### What you are asked to do
Copy each line of the material below that includes the string "query".

### Material supplied

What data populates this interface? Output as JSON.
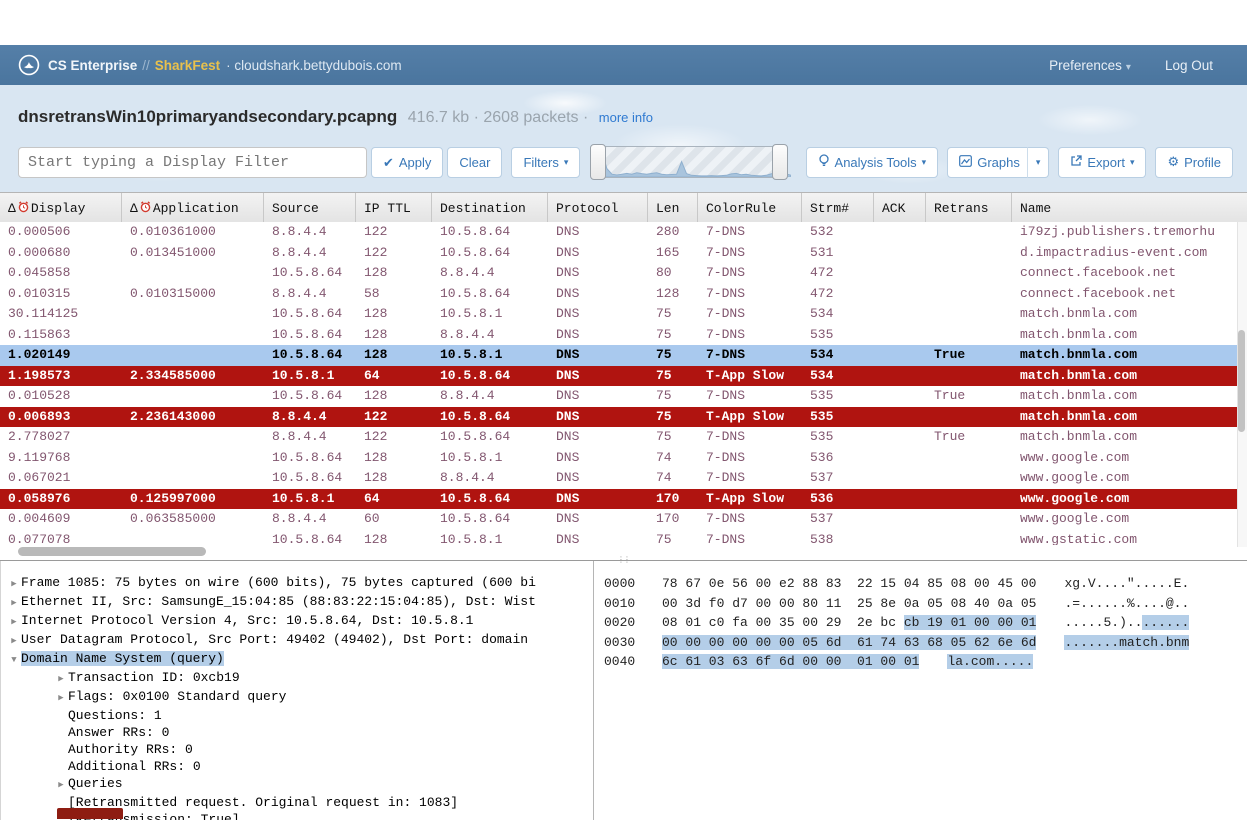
{
  "colors": {
    "appbar_blue": "#4a759e",
    "sharkfest_gold": "#e9c14c",
    "accent_blue": "#3978b8",
    "row_text_purple": "#82566f",
    "slow_row_red": "#b01410",
    "selected_row_blue": "#a9c9ee",
    "hex_highlight_blue": "#b4cee8"
  },
  "icons": {
    "delta": "Δ",
    "check": "✔",
    "caret": "▾",
    "gear": "⚙",
    "tri_right": "▶",
    "tri_down": "▼",
    "dot_sep": "·",
    "gripper_dots": "⋮⋮"
  },
  "header": {
    "brand": "CS Enterprise",
    "brand_sep": "//",
    "event": "SharkFest",
    "host": "· cloudshark.bettydubois.com",
    "preferences": "Preferences",
    "logout": "Log Out"
  },
  "file_bar": {
    "filename": "dnsretransWin10primaryandsecondary.pcapng",
    "meta": "416.7 kb · 2608 packets ·",
    "more_info": "more info"
  },
  "filter_bar": {
    "placeholder": "Start typing a Display Filter",
    "apply": "Apply",
    "clear": "Clear",
    "filters": "Filters",
    "analysis_tools": "Analysis Tools",
    "graphs": "Graphs",
    "export": "Export",
    "profile": "Profile",
    "sparkline": {
      "heights": [
        0.06,
        0.9,
        0.3,
        0.1,
        0.07,
        0.1,
        0.13,
        0.1,
        0.15,
        0.12,
        0.1,
        0.13,
        0.15,
        0.1,
        0.08,
        0.09,
        0.1,
        0.55,
        0.12,
        0.06,
        0.05,
        0.04,
        0.04,
        0.05,
        0.04,
        0.05,
        0.06,
        0.11,
        0.13,
        0.08,
        0.1,
        0.06,
        0.05,
        0.04,
        0.06,
        0.11,
        0.15,
        0.08,
        0.11,
        0.06
      ]
    }
  },
  "packet_table": {
    "columns": [
      {
        "label": "Display",
        "delta_clock": true
      },
      {
        "label": "Application",
        "delta_clock": true
      },
      {
        "label": "Source"
      },
      {
        "label": "IP TTL"
      },
      {
        "label": "Destination"
      },
      {
        "label": "Protocol"
      },
      {
        "label": "Len"
      },
      {
        "label": "ColorRule"
      },
      {
        "label": "Strm#"
      },
      {
        "label": "ACK"
      },
      {
        "label": "Retrans"
      },
      {
        "label": "Name"
      }
    ],
    "rows": [
      {
        "display": "0.000506",
        "application": "0.010361000",
        "source": "8.8.4.4",
        "ip_ttl": "122",
        "destination": "10.5.8.64",
        "protocol": "DNS",
        "len": "280",
        "color_rule": "7-DNS",
        "stream": "532",
        "ack": "",
        "retrans": "",
        "name": "i79zj.publishers.tremorhu",
        "state": "normal"
      },
      {
        "display": "0.000680",
        "application": "0.013451000",
        "source": "8.8.4.4",
        "ip_ttl": "122",
        "destination": "10.5.8.64",
        "protocol": "DNS",
        "len": "165",
        "color_rule": "7-DNS",
        "stream": "531",
        "ack": "",
        "retrans": "",
        "name": "d.impactradius-event.com",
        "state": "normal"
      },
      {
        "display": "0.045858",
        "application": "",
        "source": "10.5.8.64",
        "ip_ttl": "128",
        "destination": "8.8.4.4",
        "protocol": "DNS",
        "len": "80",
        "color_rule": "7-DNS",
        "stream": "472",
        "ack": "",
        "retrans": "",
        "name": "connect.facebook.net",
        "state": "normal"
      },
      {
        "display": "0.010315",
        "application": "0.010315000",
        "source": "8.8.4.4",
        "ip_ttl": "58",
        "destination": "10.5.8.64",
        "protocol": "DNS",
        "len": "128",
        "color_rule": "7-DNS",
        "stream": "472",
        "ack": "",
        "retrans": "",
        "name": "connect.facebook.net",
        "state": "normal"
      },
      {
        "display": "30.114125",
        "application": "",
        "source": "10.5.8.64",
        "ip_ttl": "128",
        "destination": "10.5.8.1",
        "protocol": "DNS",
        "len": "75",
        "color_rule": "7-DNS",
        "stream": "534",
        "ack": "",
        "retrans": "",
        "name": "match.bnmla.com",
        "state": "normal"
      },
      {
        "display": "0.115863",
        "application": "",
        "source": "10.5.8.64",
        "ip_ttl": "128",
        "destination": "8.8.4.4",
        "protocol": "DNS",
        "len": "75",
        "color_rule": "7-DNS",
        "stream": "535",
        "ack": "",
        "retrans": "",
        "name": "match.bnmla.com",
        "state": "normal"
      },
      {
        "display": "1.020149",
        "application": "",
        "source": "10.5.8.64",
        "ip_ttl": "128",
        "destination": "10.5.8.1",
        "protocol": "DNS",
        "len": "75",
        "color_rule": "7-DNS",
        "stream": "534",
        "ack": "",
        "retrans": "True",
        "name": "match.bnmla.com",
        "state": "selected"
      },
      {
        "display": "1.198573",
        "application": "2.334585000",
        "source": "10.5.8.1",
        "ip_ttl": "64",
        "destination": "10.5.8.64",
        "protocol": "DNS",
        "len": "75",
        "color_rule": "T-App Slow",
        "stream": "534",
        "ack": "",
        "retrans": "",
        "name": "match.bnmla.com",
        "state": "slow"
      },
      {
        "display": "0.010528",
        "application": "",
        "source": "10.5.8.64",
        "ip_ttl": "128",
        "destination": "8.8.4.4",
        "protocol": "DNS",
        "len": "75",
        "color_rule": "7-DNS",
        "stream": "535",
        "ack": "",
        "retrans": "True",
        "name": "match.bnmla.com",
        "state": "normal"
      },
      {
        "display": "0.006893",
        "application": "2.236143000",
        "source": "8.8.4.4",
        "ip_ttl": "122",
        "destination": "10.5.8.64",
        "protocol": "DNS",
        "len": "75",
        "color_rule": "T-App Slow",
        "stream": "535",
        "ack": "",
        "retrans": "",
        "name": "match.bnmla.com",
        "state": "slow"
      },
      {
        "display": "2.778027",
        "application": "",
        "source": "8.8.4.4",
        "ip_ttl": "122",
        "destination": "10.5.8.64",
        "protocol": "DNS",
        "len": "75",
        "color_rule": "7-DNS",
        "stream": "535",
        "ack": "",
        "retrans": "True",
        "name": "match.bnmla.com",
        "state": "normal"
      },
      {
        "display": "9.119768",
        "application": "",
        "source": "10.5.8.64",
        "ip_ttl": "128",
        "destination": "10.5.8.1",
        "protocol": "DNS",
        "len": "74",
        "color_rule": "7-DNS",
        "stream": "536",
        "ack": "",
        "retrans": "",
        "name": "www.google.com",
        "state": "normal"
      },
      {
        "display": "0.067021",
        "application": "",
        "source": "10.5.8.64",
        "ip_ttl": "128",
        "destination": "8.8.4.4",
        "protocol": "DNS",
        "len": "74",
        "color_rule": "7-DNS",
        "stream": "537",
        "ack": "",
        "retrans": "",
        "name": "www.google.com",
        "state": "normal"
      },
      {
        "display": "0.058976",
        "application": "0.125997000",
        "source": "10.5.8.1",
        "ip_ttl": "64",
        "destination": "10.5.8.64",
        "protocol": "DNS",
        "len": "170",
        "color_rule": "T-App Slow",
        "stream": "536",
        "ack": "",
        "retrans": "",
        "name": "www.google.com",
        "state": "slow"
      },
      {
        "display": "0.004609",
        "application": "0.063585000",
        "source": "8.8.4.4",
        "ip_ttl": "60",
        "destination": "10.5.8.64",
        "protocol": "DNS",
        "len": "170",
        "color_rule": "7-DNS",
        "stream": "537",
        "ack": "",
        "retrans": "",
        "name": "www.google.com",
        "state": "normal"
      },
      {
        "display": "0.077078",
        "application": "",
        "source": "10.5.8.64",
        "ip_ttl": "128",
        "destination": "10.5.8.1",
        "protocol": "DNS",
        "len": "75",
        "color_rule": "7-DNS",
        "stream": "538",
        "ack": "",
        "retrans": "",
        "name": "www.gstatic.com",
        "state": "normal"
      }
    ]
  },
  "detail_tree": {
    "lines": [
      {
        "arrow": "r",
        "indent": 0,
        "text": "Frame 1085: 75 bytes on wire (600 bits), 75 bytes captured (600 bi"
      },
      {
        "arrow": "r",
        "indent": 0,
        "text": "Ethernet II, Src: SamsungE_15:04:85 (88:83:22:15:04:85), Dst: Wist"
      },
      {
        "arrow": "r",
        "indent": 0,
        "text": "Internet Protocol Version 4, Src: 10.5.8.64, Dst: 10.5.8.1"
      },
      {
        "arrow": "r",
        "indent": 0,
        "text": "User Datagram Protocol, Src Port: 49402 (49402), Dst Port: domain"
      },
      {
        "arrow": "d",
        "indent": 0,
        "text": "Domain Name System (query)",
        "hl": true
      },
      {
        "arrow": "r",
        "indent": 1,
        "text": "Transaction ID: 0xcb19"
      },
      {
        "arrow": "r",
        "indent": 1,
        "text": "Flags: 0x0100 Standard query"
      },
      {
        "arrow": null,
        "indent": 1,
        "text": "Questions: 1"
      },
      {
        "arrow": null,
        "indent": 1,
        "text": "Answer RRs: 0"
      },
      {
        "arrow": null,
        "indent": 1,
        "text": "Authority RRs: 0"
      },
      {
        "arrow": null,
        "indent": 1,
        "text": "Additional RRs: 0"
      },
      {
        "arrow": "r",
        "indent": 1,
        "text": "Queries"
      },
      {
        "arrow": null,
        "indent": 1,
        "text": "[Retransmitted request. Original request in: 1083]"
      },
      {
        "arrow": null,
        "indent": 1,
        "text": "[Retransmission: True]"
      }
    ]
  },
  "hex_view": {
    "rows": [
      {
        "offset": "0000",
        "bytes": [
          "78",
          "67",
          "0e",
          "56",
          "00",
          "e2",
          "88",
          "83",
          "22",
          "15",
          "04",
          "85",
          "08",
          "00",
          "45",
          "00"
        ],
        "ascii": "xg.V....\".....E.",
        "hl": null,
        "ascii_hl": null
      },
      {
        "offset": "0010",
        "bytes": [
          "00",
          "3d",
          "f0",
          "d7",
          "00",
          "00",
          "80",
          "11",
          "25",
          "8e",
          "0a",
          "05",
          "08",
          "40",
          "0a",
          "05"
        ],
        "ascii": ".=......%....@..",
        "hl": null,
        "ascii_hl": null
      },
      {
        "offset": "0020",
        "bytes": [
          "08",
          "01",
          "c0",
          "fa",
          "00",
          "35",
          "00",
          "29",
          "2e",
          "bc",
          "cb",
          "19",
          "01",
          "00",
          "00",
          "01"
        ],
        "ascii": ".....5.)........",
        "hl": [
          10,
          15
        ],
        "ascii_hl": [
          10,
          15
        ]
      },
      {
        "offset": "0030",
        "bytes": [
          "00",
          "00",
          "00",
          "00",
          "00",
          "00",
          "05",
          "6d",
          "61",
          "74",
          "63",
          "68",
          "05",
          "62",
          "6e",
          "6d"
        ],
        "ascii": ".......match.bnm",
        "hl": [
          0,
          15
        ],
        "ascii_hl": [
          0,
          15
        ]
      },
      {
        "offset": "0040",
        "bytes": [
          "6c",
          "61",
          "03",
          "63",
          "6f",
          "6d",
          "00",
          "00",
          "01",
          "00",
          "01"
        ],
        "ascii": "la.com.....",
        "hl": [
          0,
          10
        ],
        "ascii_hl": [
          0,
          10
        ]
      }
    ]
  }
}
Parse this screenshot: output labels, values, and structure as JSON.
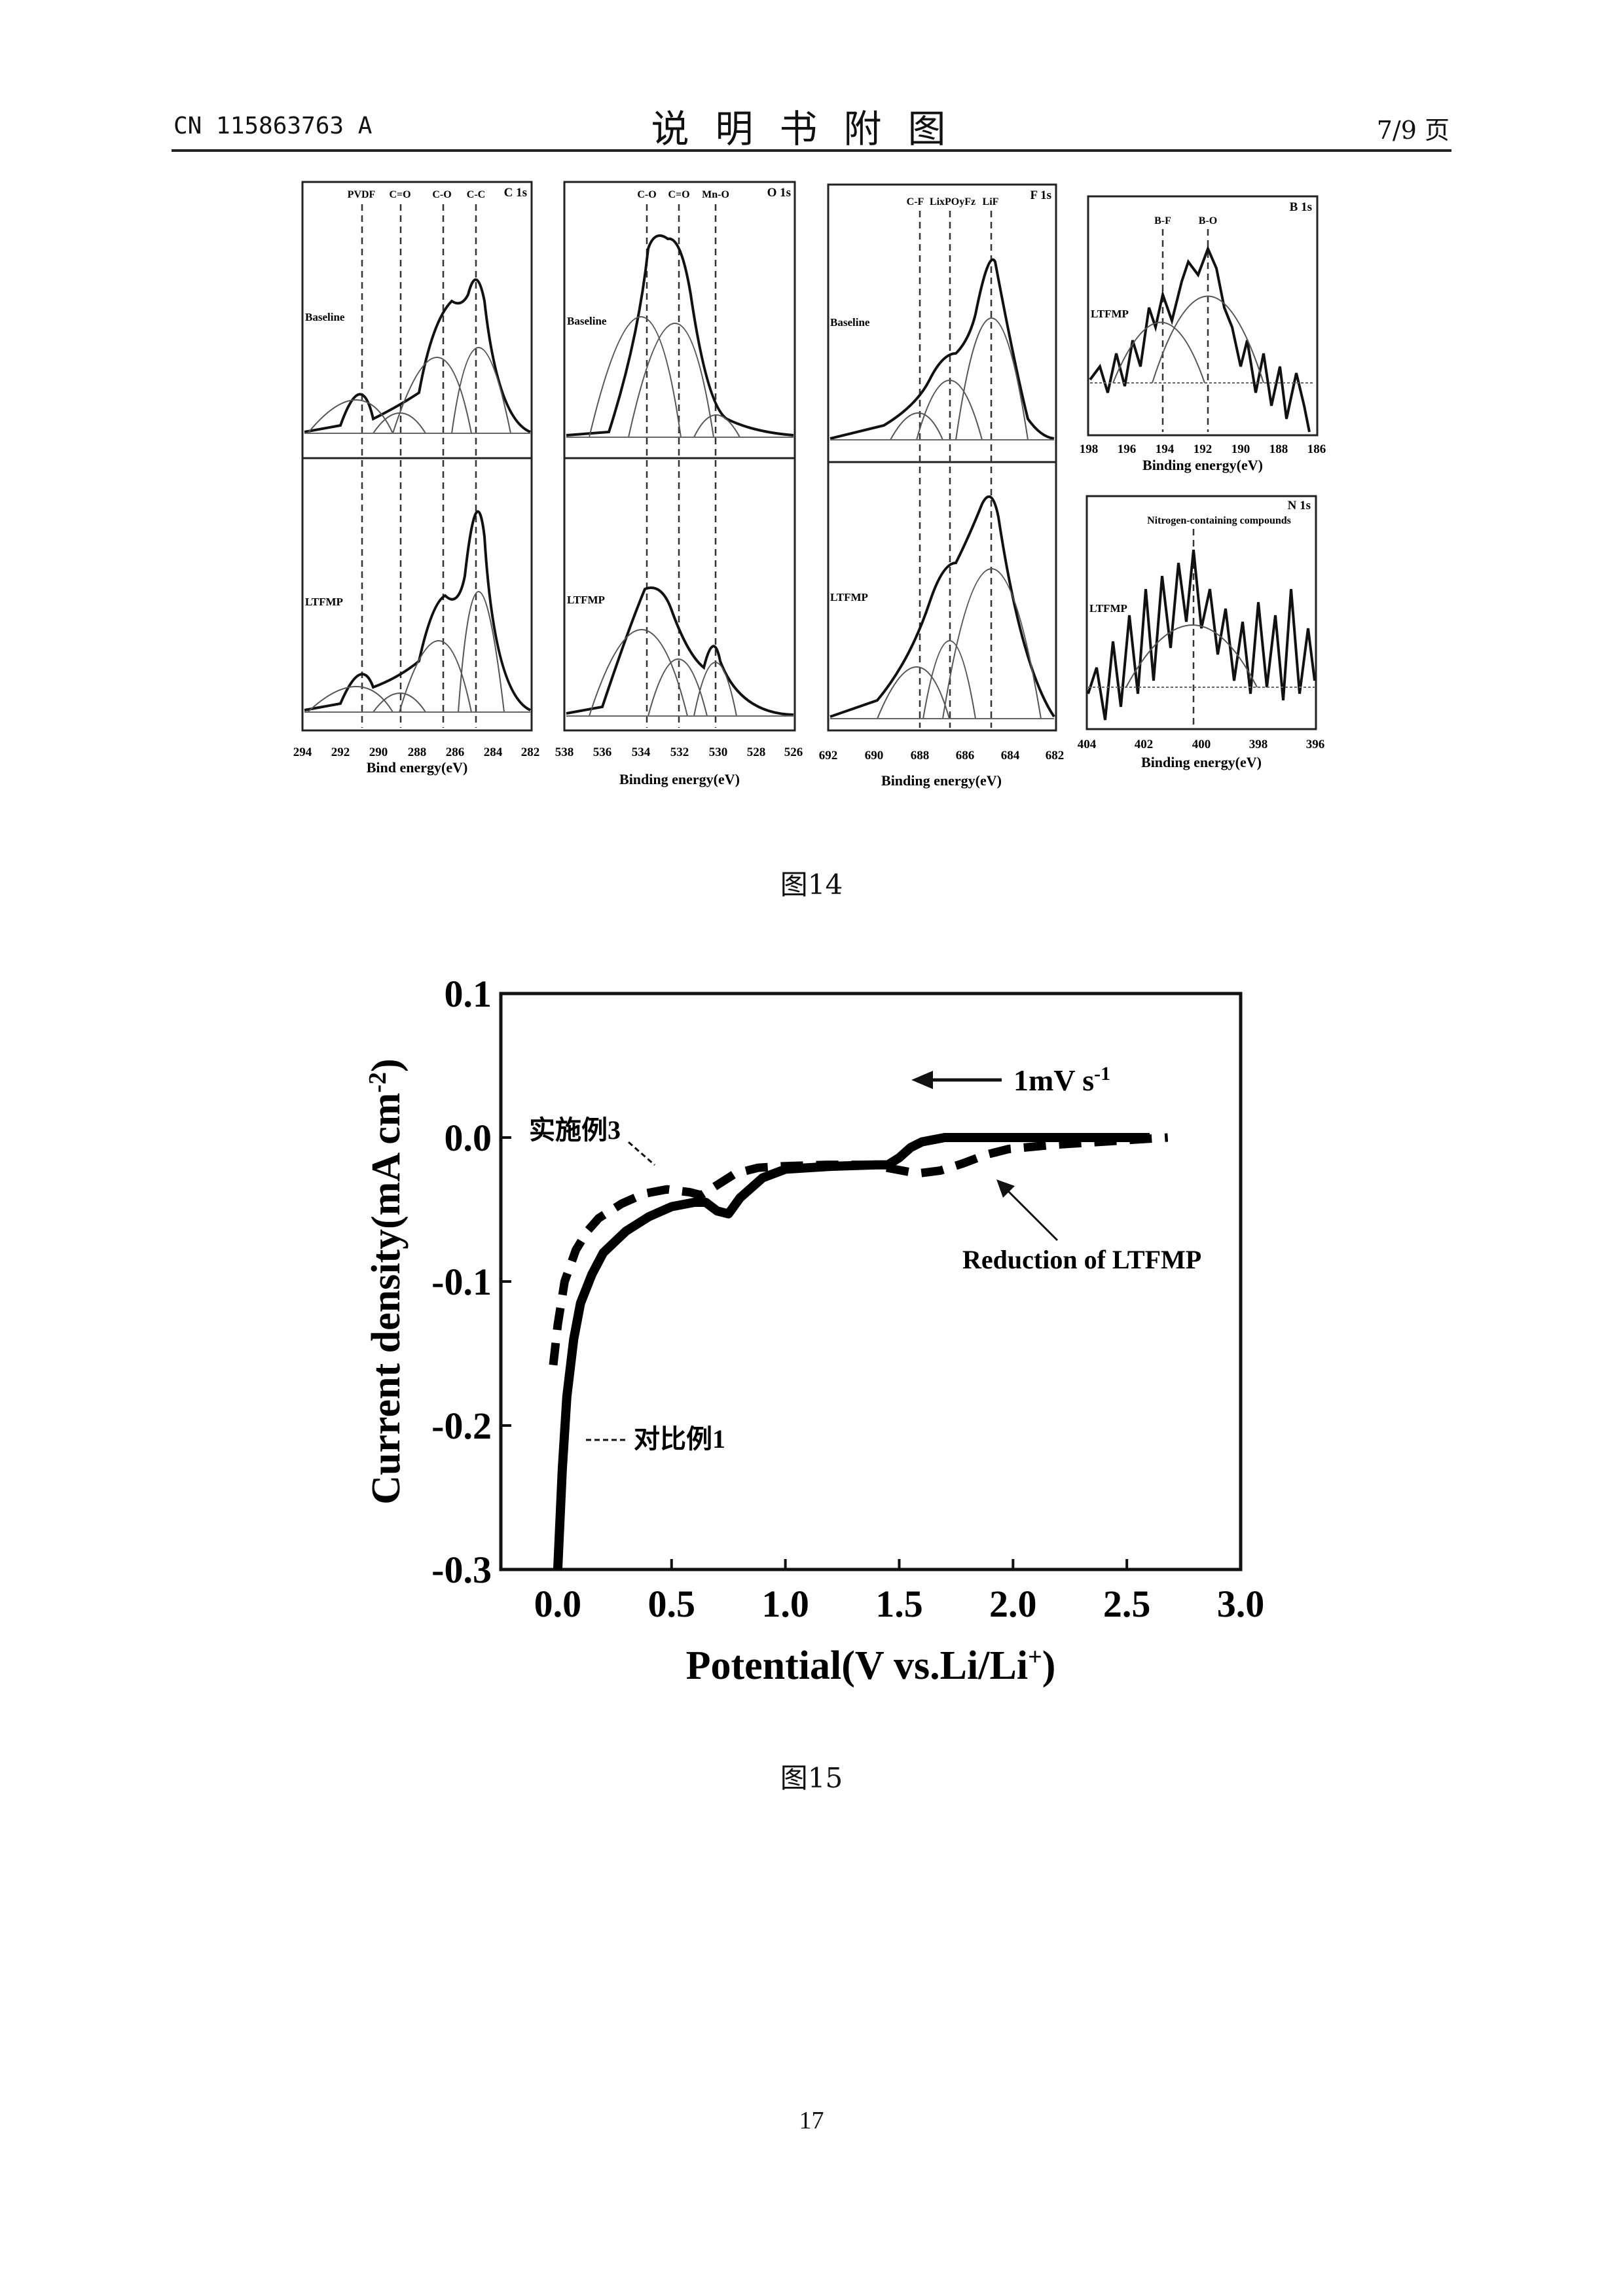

### Result
        "text": "Domain Name System (query)",
        "text": "Flags: 0x0100 Standard query"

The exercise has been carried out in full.